● EXERCISE AIM
Pick out every line below that includes the string "number", and copy each of those lines in full.

# DATASET EXTRACT start

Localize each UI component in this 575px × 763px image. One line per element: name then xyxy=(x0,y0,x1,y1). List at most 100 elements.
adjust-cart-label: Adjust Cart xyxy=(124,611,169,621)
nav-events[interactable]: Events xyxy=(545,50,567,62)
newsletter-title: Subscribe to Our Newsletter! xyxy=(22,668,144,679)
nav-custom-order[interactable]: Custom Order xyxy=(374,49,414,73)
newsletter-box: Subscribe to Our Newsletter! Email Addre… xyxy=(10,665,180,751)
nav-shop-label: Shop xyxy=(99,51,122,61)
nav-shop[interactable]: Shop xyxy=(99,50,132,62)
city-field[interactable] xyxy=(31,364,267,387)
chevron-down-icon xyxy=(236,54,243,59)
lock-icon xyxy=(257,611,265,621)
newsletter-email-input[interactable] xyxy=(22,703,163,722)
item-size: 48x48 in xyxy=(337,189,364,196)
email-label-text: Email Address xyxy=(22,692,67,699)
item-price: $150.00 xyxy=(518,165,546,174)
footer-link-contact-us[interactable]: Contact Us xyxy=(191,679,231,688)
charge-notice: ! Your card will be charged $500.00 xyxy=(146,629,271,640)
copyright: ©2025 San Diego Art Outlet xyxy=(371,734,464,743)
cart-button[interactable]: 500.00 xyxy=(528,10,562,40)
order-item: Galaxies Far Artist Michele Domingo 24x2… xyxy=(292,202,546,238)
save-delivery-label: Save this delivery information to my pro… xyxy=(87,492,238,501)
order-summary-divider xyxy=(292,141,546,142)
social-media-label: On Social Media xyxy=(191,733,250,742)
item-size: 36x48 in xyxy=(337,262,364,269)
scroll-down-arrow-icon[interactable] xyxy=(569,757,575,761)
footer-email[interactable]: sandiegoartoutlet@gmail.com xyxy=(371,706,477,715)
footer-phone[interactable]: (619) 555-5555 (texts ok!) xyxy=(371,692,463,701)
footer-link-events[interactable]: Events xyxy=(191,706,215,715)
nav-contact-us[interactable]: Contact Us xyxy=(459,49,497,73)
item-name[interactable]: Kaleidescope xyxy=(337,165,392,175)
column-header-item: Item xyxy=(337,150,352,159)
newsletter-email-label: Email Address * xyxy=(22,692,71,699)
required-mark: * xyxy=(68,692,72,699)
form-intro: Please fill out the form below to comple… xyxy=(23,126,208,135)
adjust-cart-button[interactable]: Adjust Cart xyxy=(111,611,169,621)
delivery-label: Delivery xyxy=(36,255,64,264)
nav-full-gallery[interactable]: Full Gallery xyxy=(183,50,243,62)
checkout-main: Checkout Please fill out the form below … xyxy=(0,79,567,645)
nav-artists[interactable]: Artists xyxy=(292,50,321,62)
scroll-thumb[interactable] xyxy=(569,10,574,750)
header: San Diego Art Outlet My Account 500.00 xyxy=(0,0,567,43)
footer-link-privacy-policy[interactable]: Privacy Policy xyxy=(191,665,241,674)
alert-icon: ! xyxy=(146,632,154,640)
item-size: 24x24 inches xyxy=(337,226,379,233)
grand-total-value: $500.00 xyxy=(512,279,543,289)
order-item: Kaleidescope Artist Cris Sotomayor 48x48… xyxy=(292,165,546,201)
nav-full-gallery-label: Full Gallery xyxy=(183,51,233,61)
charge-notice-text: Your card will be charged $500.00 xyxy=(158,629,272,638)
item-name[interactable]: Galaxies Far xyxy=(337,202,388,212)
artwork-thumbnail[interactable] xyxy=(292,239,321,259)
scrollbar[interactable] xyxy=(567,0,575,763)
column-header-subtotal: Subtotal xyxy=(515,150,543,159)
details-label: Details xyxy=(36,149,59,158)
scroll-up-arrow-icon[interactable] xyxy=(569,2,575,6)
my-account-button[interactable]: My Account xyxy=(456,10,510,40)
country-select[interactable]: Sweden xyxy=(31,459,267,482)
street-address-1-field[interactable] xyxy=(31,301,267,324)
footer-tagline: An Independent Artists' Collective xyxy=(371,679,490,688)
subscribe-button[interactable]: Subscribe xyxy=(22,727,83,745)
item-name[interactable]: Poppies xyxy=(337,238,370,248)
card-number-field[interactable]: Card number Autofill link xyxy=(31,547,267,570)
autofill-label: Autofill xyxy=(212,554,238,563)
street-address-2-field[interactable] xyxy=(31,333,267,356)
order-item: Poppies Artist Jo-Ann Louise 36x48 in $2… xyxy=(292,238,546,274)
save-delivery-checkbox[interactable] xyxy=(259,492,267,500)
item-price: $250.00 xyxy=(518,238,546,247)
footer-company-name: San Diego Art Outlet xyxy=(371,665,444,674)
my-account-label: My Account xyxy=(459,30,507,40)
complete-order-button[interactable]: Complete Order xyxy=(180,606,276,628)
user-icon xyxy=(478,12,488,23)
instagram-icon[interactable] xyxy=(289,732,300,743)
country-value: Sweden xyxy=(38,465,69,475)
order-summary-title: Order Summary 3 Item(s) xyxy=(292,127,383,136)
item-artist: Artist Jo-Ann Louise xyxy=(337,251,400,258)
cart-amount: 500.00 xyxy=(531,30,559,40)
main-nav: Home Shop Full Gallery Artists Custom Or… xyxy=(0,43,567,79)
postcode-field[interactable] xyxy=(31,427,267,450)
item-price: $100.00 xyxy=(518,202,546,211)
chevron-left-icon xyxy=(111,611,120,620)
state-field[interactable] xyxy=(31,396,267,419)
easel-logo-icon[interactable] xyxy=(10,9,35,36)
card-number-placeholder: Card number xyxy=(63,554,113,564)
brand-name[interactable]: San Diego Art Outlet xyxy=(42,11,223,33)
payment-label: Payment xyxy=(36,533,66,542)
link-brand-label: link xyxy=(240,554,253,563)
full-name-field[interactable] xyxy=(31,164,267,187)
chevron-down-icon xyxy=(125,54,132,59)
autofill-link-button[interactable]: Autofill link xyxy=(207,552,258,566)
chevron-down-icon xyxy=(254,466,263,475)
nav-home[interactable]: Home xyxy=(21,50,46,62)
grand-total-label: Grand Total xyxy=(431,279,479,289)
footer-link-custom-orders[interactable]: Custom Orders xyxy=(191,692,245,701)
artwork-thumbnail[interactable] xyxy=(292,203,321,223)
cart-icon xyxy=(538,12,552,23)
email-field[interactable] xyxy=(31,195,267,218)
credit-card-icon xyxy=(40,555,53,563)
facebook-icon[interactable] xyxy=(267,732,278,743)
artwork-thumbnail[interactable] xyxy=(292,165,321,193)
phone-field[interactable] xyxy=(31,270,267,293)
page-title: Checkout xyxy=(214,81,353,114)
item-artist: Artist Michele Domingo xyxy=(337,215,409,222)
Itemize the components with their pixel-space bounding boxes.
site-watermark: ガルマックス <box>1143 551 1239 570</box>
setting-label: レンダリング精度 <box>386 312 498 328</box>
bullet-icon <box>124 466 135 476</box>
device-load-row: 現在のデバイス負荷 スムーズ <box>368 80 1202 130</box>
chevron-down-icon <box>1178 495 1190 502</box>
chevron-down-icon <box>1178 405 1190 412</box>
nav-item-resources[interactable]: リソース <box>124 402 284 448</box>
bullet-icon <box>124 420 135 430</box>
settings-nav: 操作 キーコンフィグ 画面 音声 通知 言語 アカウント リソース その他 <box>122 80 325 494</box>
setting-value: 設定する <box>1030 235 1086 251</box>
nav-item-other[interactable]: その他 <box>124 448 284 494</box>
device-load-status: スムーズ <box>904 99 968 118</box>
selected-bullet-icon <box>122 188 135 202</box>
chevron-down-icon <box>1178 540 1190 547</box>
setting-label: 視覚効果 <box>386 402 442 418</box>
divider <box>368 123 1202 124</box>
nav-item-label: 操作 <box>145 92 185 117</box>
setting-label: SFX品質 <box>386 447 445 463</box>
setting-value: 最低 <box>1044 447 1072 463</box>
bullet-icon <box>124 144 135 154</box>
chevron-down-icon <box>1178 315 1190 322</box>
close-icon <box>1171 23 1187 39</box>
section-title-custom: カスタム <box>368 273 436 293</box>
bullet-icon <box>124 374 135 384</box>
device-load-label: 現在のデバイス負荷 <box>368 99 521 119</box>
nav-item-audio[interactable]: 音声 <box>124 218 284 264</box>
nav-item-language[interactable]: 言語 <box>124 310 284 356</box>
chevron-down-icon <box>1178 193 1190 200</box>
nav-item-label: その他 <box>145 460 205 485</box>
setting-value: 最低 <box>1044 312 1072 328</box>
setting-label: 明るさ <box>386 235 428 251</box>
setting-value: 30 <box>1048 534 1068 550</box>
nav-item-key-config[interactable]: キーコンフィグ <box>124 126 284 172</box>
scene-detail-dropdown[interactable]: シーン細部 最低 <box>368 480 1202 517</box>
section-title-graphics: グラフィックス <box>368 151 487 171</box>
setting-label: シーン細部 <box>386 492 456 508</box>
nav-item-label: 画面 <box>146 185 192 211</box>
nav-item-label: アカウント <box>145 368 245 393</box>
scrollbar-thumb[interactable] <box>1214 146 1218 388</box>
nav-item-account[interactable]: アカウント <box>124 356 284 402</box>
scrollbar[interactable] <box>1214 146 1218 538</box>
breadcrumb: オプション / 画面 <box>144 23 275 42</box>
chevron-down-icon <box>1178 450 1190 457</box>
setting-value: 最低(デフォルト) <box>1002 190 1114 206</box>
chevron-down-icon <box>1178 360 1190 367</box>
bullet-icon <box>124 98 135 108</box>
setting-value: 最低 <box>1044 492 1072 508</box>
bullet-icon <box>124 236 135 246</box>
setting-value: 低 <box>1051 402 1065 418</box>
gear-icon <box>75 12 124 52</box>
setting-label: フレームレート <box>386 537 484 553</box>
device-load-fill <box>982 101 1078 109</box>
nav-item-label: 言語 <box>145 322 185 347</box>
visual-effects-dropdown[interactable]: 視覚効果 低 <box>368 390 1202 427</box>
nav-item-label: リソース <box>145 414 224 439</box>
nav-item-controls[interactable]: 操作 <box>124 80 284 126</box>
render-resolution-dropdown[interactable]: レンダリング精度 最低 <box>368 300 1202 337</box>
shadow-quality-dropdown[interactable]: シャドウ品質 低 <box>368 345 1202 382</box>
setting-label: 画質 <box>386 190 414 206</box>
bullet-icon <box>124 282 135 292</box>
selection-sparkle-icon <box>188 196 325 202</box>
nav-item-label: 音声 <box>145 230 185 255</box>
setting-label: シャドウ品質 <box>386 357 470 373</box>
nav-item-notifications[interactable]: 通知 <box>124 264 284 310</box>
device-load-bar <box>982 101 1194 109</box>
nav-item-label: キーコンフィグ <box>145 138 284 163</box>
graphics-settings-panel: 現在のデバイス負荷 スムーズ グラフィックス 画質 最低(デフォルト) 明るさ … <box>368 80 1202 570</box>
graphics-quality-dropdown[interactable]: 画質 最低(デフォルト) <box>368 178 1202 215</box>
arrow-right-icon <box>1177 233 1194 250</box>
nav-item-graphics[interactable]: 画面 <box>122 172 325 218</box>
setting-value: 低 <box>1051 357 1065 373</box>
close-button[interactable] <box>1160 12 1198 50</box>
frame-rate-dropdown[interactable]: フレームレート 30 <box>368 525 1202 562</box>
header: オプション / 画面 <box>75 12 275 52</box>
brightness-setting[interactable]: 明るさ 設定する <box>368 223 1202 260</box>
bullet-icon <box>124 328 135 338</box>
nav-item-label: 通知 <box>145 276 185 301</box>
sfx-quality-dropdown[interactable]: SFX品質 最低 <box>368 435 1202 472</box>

# DATASET EXTRACT end

● ANSWER
card-number-field[interactable]: Card number Autofill link xyxy=(31,547,267,570)
card-number-placeholder: Card number xyxy=(63,554,113,564)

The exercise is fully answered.